◆ **Challenge**
Reproduce the lines of the items below, starting at the line that contains "Patent image size: (663, 627)." and ending at the line that contains "The transparent thin film electrode Y6", with both of those lines included and nothing altered.

◆ **Data for this exercise**
Begin

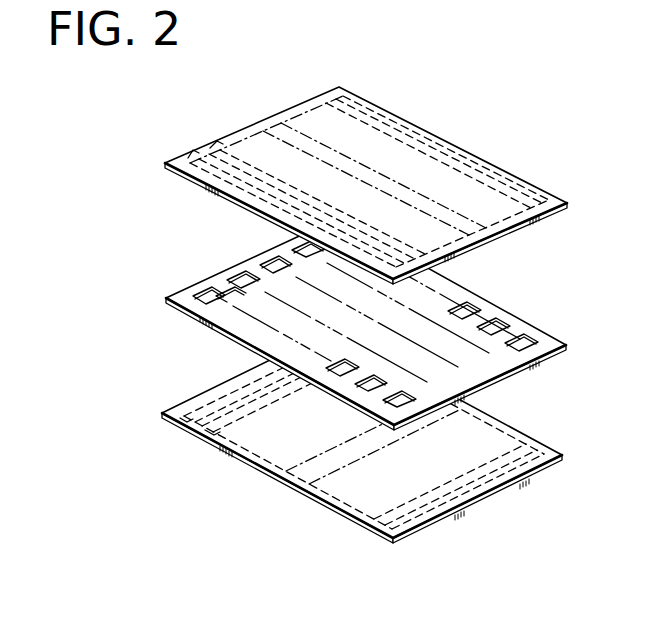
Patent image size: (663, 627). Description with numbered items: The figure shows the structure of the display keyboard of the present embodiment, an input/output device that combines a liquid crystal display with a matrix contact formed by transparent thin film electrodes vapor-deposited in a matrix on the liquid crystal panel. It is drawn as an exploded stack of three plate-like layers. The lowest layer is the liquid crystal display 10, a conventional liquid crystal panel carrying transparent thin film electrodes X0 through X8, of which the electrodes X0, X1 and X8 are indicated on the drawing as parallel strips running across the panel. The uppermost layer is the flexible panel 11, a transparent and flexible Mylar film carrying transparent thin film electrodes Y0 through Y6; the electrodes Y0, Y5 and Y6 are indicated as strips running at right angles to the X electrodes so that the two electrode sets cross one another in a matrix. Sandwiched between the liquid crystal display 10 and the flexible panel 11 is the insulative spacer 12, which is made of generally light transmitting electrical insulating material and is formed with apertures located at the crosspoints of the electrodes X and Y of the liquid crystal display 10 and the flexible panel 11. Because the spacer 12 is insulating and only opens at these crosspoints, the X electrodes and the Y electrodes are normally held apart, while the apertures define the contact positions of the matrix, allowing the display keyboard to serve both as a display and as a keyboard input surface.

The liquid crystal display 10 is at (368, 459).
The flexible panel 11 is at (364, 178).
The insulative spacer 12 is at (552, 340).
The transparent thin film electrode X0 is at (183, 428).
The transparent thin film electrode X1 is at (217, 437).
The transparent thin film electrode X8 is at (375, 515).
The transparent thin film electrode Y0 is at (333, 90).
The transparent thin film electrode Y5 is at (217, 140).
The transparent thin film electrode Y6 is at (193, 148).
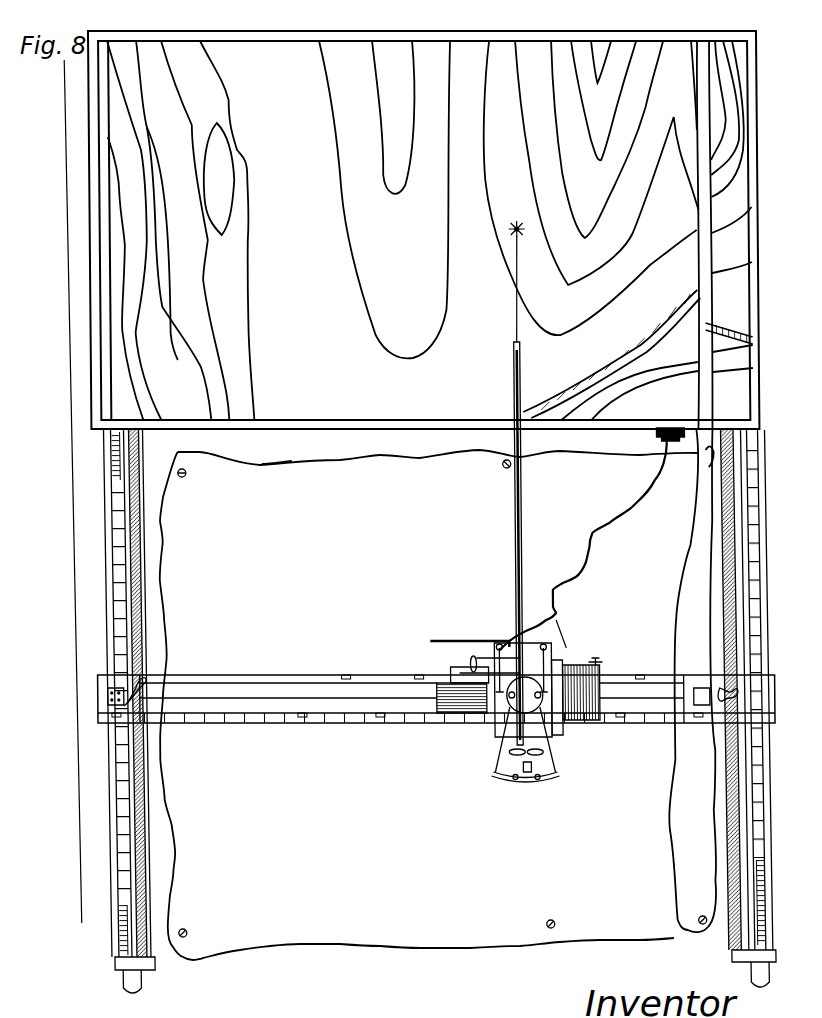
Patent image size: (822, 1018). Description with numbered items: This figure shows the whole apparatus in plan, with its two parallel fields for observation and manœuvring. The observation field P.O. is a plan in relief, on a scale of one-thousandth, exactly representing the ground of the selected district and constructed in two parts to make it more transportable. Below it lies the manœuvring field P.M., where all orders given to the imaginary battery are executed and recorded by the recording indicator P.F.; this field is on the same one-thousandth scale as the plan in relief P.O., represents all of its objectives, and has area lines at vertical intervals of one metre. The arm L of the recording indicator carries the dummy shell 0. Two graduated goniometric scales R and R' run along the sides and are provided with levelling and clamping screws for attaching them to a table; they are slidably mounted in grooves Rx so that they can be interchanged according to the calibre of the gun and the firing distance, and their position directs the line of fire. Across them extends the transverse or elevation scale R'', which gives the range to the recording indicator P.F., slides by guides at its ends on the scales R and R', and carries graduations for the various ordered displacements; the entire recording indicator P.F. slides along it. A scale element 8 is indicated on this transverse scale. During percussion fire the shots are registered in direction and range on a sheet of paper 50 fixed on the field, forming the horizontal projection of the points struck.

End
Begin

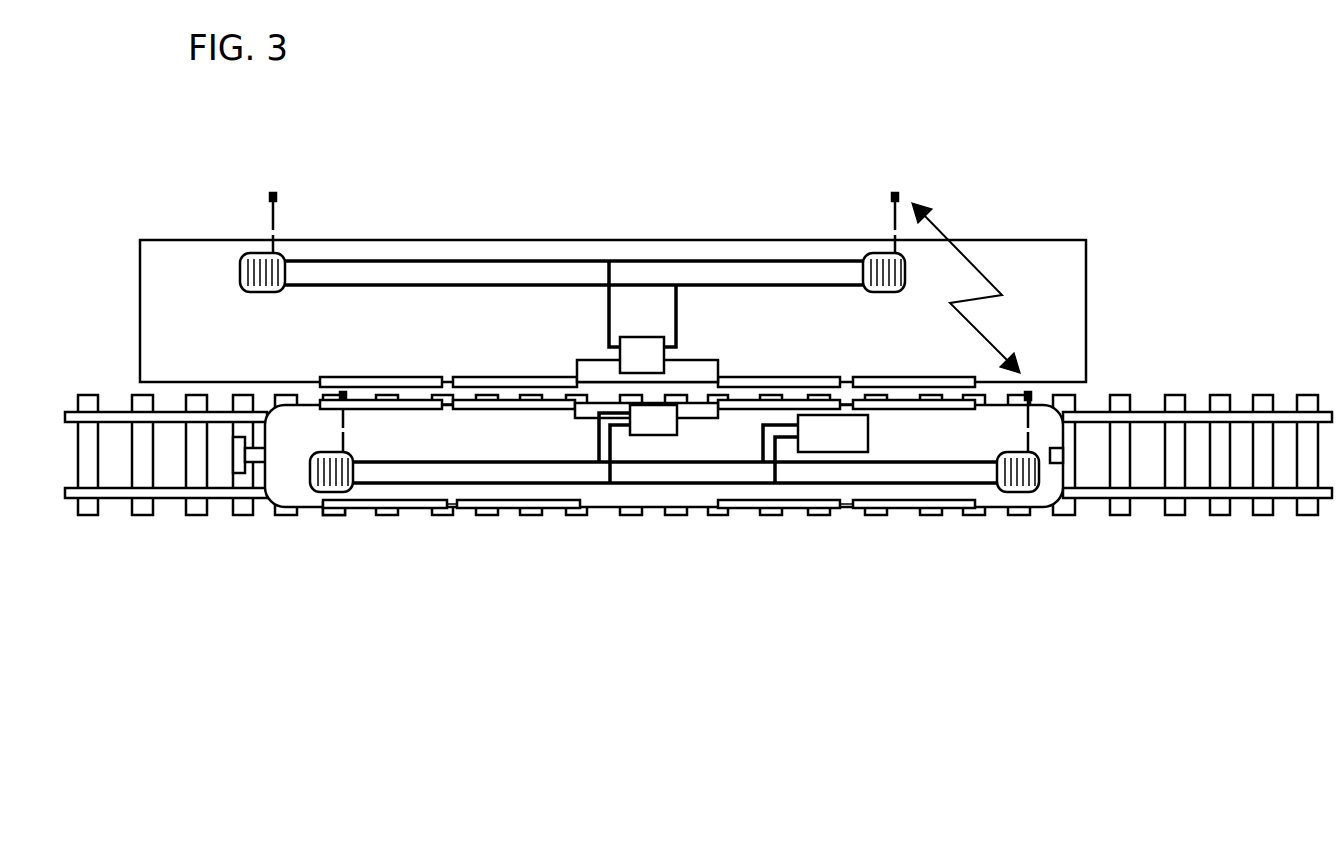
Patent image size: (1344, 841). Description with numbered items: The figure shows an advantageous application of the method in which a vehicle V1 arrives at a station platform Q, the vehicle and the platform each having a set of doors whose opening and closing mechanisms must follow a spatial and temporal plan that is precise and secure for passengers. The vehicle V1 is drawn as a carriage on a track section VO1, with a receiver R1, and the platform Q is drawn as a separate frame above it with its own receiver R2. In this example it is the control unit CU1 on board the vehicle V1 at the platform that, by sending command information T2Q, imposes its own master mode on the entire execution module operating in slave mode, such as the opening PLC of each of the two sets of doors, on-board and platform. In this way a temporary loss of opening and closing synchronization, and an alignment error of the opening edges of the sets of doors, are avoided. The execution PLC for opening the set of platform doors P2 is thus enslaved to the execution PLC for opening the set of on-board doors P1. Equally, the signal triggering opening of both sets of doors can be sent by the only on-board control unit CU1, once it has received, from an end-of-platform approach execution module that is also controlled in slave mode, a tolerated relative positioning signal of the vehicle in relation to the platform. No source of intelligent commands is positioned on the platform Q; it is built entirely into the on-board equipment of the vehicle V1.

End
Begin

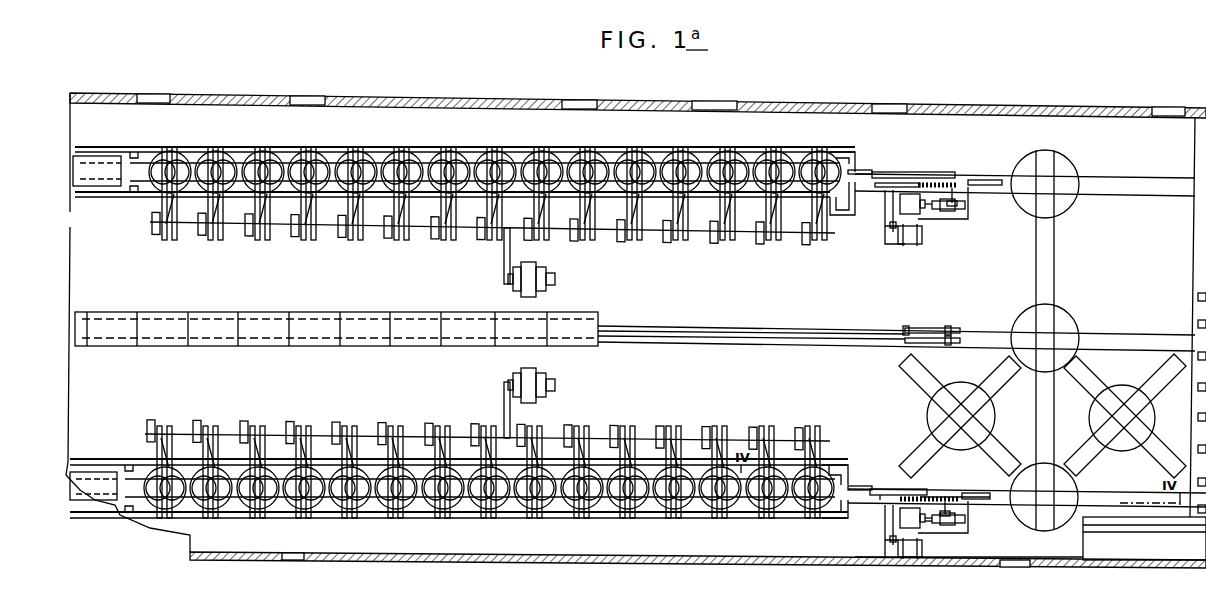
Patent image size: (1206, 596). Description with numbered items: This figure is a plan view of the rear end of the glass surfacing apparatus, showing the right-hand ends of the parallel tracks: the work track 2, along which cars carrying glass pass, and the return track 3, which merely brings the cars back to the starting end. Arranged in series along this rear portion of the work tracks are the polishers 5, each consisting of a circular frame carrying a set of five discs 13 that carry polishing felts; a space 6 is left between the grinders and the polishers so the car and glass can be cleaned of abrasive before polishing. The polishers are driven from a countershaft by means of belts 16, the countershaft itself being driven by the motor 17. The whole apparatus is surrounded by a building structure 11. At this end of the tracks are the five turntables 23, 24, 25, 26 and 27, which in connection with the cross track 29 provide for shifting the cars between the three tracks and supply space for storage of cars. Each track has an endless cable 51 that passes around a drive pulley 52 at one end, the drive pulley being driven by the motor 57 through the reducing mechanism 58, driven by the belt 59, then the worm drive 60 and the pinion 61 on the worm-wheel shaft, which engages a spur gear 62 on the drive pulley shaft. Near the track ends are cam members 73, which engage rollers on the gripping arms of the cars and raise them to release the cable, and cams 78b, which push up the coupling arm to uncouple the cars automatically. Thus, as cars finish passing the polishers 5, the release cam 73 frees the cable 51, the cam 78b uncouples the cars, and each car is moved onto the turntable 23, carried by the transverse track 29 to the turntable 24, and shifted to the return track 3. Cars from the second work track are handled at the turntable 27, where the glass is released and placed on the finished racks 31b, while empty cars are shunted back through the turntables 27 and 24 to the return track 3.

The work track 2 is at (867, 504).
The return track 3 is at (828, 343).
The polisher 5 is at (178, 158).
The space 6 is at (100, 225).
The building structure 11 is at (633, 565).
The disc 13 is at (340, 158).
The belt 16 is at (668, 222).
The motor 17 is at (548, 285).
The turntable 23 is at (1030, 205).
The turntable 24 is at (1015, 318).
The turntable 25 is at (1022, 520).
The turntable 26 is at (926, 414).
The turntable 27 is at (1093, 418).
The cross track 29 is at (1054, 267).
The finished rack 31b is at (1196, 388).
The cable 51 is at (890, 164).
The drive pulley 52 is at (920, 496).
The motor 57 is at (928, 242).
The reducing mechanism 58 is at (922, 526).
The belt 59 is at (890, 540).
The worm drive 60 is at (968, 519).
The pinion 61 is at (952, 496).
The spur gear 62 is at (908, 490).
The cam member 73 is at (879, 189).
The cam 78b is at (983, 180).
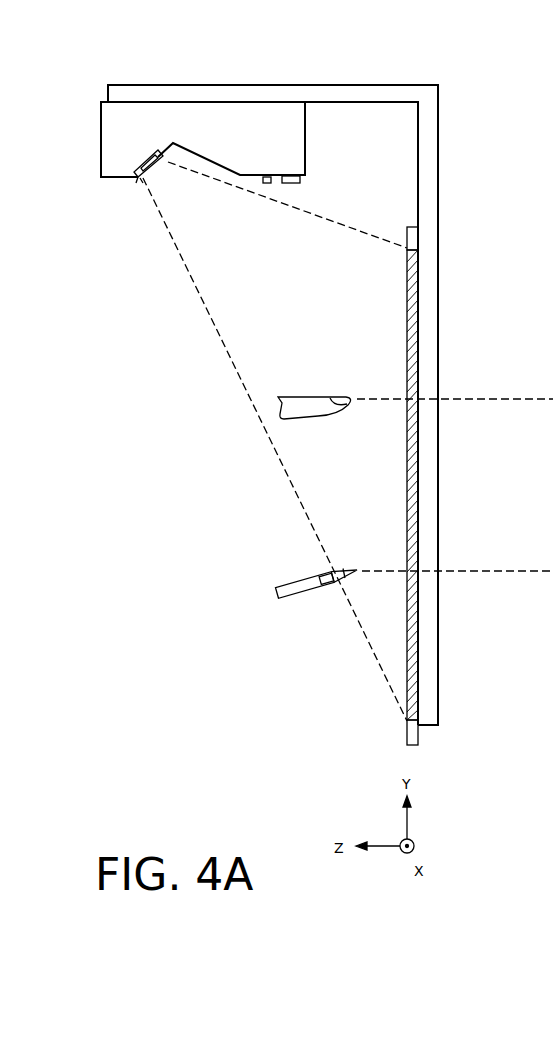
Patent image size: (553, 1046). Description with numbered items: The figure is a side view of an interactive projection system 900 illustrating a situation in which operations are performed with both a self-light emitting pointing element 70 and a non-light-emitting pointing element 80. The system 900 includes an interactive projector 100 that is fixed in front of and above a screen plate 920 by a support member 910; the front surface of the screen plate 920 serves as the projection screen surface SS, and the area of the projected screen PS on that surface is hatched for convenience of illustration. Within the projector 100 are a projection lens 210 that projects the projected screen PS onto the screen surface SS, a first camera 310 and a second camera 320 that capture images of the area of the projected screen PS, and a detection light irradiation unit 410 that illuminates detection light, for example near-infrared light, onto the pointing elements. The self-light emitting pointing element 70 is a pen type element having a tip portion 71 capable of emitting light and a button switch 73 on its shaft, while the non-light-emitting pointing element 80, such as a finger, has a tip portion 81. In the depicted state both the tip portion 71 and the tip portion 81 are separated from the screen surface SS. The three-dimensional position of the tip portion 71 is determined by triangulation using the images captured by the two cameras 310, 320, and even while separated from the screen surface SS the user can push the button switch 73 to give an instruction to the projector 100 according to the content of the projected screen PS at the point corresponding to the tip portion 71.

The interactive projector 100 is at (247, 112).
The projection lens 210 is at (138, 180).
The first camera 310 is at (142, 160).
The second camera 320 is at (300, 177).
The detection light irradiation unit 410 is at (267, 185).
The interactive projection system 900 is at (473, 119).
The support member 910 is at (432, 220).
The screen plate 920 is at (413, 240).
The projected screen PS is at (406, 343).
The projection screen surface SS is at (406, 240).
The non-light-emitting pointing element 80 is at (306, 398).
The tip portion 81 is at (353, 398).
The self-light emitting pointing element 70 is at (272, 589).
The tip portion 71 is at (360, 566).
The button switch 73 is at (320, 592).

End

◆ **Correct result**
Patent image size: (663, 627). Description with numbered items: The figure shows the structure of the display keyboard of the present embodiment, an input/output device that combines a liquid crystal display with a matrix contact formed by transparent thin film electrodes vapor-deposited in a matrix on the liquid crystal panel. It is drawn as an exploded stack of three plate-like layers. The lowest layer is the liquid crystal display 10, a conventional liquid crystal panel carrying transparent thin film electrodes X0 through X8, of which the electrodes X0, X1 and X8 are indicated on the drawing as parallel strips running across the panel. The uppermost layer is the flexible panel 11, a transparent and flexible Mylar film carrying transparent thin film electrodes Y0 through Y6; the electrodes Y0, Y5 and Y6 are indicated as strips running at right angles to the X electrodes so that the two electrode sets cross one another in a matrix. Sandwiched between the liquid crystal display 10 and the flexible panel 11 is the insulative spacer 12, which is made of generally light transmitting electrical insulating material and is formed with apertures located at the crosspoints of the electrodes X and Y of the liquid crystal display 10 and the flexible panel 11. Because the spacer 12 is insulating and only opens at these crosspoints, the X electrodes and the Y electrodes are normally held apart, while the apertures define the contact positions of the matrix, allowing the display keyboard to serve both as a display and as a keyboard input surface.

The liquid crystal display 10 is at (368, 459).
The flexible panel 11 is at (364, 178).
The insulative spacer 12 is at (552, 340).
The transparent thin film electrode X0 is at (183, 428).
The transparent thin film electrode X1 is at (217, 437).
The transparent thin film electrode X8 is at (375, 515).
The transparent thin film electrode Y0 is at (333, 90).
The transparent thin film electrode Y5 is at (217, 140).
The transparent thin film electrode Y6 is at (193, 148).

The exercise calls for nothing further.